## BEGIN DATA EXCERPTS

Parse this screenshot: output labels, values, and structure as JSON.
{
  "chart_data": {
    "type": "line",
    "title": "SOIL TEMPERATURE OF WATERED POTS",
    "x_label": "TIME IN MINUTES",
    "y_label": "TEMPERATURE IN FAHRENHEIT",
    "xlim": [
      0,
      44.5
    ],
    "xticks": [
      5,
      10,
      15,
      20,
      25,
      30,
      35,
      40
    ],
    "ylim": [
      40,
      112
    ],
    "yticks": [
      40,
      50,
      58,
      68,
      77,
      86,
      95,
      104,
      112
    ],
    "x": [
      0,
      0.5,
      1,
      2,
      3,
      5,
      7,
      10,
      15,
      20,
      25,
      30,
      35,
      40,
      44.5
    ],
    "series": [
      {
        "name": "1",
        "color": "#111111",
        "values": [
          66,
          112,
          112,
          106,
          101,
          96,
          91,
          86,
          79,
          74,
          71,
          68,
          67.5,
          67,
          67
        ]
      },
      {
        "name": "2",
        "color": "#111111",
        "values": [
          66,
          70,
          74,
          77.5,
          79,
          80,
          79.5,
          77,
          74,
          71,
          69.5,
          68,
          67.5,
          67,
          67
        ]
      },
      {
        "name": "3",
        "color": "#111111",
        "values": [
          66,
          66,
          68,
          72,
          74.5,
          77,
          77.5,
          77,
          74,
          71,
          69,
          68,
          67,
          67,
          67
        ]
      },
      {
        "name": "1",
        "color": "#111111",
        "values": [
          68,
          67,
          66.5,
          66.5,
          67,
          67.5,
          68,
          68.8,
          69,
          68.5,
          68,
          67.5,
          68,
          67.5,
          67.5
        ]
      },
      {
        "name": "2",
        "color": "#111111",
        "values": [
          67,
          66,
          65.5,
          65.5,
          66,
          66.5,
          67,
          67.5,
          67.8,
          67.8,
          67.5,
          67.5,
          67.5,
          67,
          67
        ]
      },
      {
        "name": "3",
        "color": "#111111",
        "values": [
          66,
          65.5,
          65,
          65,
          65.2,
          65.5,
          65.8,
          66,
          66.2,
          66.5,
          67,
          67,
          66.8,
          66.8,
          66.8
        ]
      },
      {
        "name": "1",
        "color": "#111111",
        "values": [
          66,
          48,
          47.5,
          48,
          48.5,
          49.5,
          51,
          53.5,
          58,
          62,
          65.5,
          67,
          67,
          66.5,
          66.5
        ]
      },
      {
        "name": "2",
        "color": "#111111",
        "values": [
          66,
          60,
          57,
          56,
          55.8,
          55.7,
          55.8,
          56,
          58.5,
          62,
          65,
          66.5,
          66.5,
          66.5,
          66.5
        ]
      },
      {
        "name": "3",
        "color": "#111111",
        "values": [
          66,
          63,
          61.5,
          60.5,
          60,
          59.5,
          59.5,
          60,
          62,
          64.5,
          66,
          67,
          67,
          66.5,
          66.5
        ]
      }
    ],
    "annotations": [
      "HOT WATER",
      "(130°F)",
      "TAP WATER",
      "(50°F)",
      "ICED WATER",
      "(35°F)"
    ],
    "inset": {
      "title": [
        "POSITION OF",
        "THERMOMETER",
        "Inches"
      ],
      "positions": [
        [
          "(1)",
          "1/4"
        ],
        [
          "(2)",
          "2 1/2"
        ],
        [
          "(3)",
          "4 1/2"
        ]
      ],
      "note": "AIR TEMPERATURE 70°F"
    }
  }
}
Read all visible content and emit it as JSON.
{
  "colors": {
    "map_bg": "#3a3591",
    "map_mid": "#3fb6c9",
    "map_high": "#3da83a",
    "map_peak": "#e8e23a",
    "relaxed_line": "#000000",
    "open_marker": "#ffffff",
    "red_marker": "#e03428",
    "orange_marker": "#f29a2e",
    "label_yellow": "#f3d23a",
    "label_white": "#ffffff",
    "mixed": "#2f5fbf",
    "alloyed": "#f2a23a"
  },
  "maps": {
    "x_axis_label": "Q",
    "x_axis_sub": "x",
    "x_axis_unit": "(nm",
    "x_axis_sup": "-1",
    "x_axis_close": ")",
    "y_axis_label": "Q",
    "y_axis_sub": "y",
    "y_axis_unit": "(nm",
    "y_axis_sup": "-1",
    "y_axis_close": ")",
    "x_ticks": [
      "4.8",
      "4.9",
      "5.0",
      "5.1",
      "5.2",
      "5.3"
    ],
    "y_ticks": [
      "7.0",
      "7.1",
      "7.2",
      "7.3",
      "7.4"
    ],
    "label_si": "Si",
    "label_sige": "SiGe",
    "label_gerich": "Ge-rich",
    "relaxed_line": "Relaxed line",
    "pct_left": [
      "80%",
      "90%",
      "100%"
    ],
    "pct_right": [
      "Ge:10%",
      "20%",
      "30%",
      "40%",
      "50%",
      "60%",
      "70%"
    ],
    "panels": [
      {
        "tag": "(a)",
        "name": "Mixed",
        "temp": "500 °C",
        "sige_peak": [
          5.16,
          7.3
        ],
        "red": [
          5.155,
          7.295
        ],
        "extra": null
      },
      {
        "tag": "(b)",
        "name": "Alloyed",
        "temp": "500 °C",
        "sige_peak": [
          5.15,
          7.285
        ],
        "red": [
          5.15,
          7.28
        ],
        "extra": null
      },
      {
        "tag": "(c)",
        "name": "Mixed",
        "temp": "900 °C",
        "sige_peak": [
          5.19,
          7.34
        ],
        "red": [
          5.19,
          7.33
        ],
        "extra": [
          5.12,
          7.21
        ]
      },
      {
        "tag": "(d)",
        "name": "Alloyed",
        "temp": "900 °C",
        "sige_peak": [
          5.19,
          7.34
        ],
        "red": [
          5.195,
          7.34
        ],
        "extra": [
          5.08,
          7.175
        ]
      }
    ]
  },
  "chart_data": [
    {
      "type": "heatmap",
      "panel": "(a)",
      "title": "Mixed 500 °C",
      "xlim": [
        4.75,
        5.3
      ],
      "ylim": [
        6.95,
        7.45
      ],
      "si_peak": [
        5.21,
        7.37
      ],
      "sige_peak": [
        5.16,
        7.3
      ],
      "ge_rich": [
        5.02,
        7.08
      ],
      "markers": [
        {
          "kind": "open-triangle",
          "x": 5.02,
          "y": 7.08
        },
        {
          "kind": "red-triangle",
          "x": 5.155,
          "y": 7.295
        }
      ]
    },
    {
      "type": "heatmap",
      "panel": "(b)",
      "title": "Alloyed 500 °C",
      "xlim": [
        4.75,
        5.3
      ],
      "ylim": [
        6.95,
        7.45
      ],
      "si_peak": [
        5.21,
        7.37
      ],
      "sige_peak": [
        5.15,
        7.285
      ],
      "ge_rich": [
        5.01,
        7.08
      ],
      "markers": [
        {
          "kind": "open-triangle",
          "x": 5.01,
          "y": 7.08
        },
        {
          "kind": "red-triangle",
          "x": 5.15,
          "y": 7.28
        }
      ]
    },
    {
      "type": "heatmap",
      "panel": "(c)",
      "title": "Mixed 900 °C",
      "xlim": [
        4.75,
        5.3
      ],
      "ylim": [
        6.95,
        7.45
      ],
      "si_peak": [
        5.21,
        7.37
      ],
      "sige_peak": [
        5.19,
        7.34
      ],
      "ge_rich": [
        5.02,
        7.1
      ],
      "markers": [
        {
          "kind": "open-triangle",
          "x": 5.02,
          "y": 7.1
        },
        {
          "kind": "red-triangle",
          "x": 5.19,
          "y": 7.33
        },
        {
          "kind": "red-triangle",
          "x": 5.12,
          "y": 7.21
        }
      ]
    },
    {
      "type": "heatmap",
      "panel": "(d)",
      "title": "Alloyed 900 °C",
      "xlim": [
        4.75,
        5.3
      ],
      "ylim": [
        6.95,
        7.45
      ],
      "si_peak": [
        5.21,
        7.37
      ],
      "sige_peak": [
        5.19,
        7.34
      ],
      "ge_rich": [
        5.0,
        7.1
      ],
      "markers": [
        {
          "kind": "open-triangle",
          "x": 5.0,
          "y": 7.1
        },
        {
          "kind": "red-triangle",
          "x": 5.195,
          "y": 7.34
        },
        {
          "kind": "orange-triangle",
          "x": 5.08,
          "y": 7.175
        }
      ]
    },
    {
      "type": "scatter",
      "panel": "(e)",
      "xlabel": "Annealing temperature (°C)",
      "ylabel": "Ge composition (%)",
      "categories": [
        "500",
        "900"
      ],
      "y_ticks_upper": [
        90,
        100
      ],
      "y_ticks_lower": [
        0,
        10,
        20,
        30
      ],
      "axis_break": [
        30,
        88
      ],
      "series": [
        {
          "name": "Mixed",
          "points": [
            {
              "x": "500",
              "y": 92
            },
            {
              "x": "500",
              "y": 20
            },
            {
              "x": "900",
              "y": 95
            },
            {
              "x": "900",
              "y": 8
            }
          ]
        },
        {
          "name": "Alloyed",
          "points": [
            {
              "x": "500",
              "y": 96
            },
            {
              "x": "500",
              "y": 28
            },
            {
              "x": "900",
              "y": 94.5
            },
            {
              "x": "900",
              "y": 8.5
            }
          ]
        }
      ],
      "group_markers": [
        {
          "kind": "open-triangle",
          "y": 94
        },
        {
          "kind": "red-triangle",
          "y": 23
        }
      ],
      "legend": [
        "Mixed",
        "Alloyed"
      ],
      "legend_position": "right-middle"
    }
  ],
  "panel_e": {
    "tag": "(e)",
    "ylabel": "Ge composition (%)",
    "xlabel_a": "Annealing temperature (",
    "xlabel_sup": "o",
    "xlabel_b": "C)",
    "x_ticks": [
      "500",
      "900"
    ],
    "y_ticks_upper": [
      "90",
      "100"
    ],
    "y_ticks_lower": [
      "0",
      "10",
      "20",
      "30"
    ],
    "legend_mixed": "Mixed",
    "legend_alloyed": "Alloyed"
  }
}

## END DATA EXCERPTS

▶ **WHAT YOU WILL DO**
Say how many lines of the data include the word "ffffff". Nothing other than the number should be given.

▶ **CORRECT OUTPUT**
2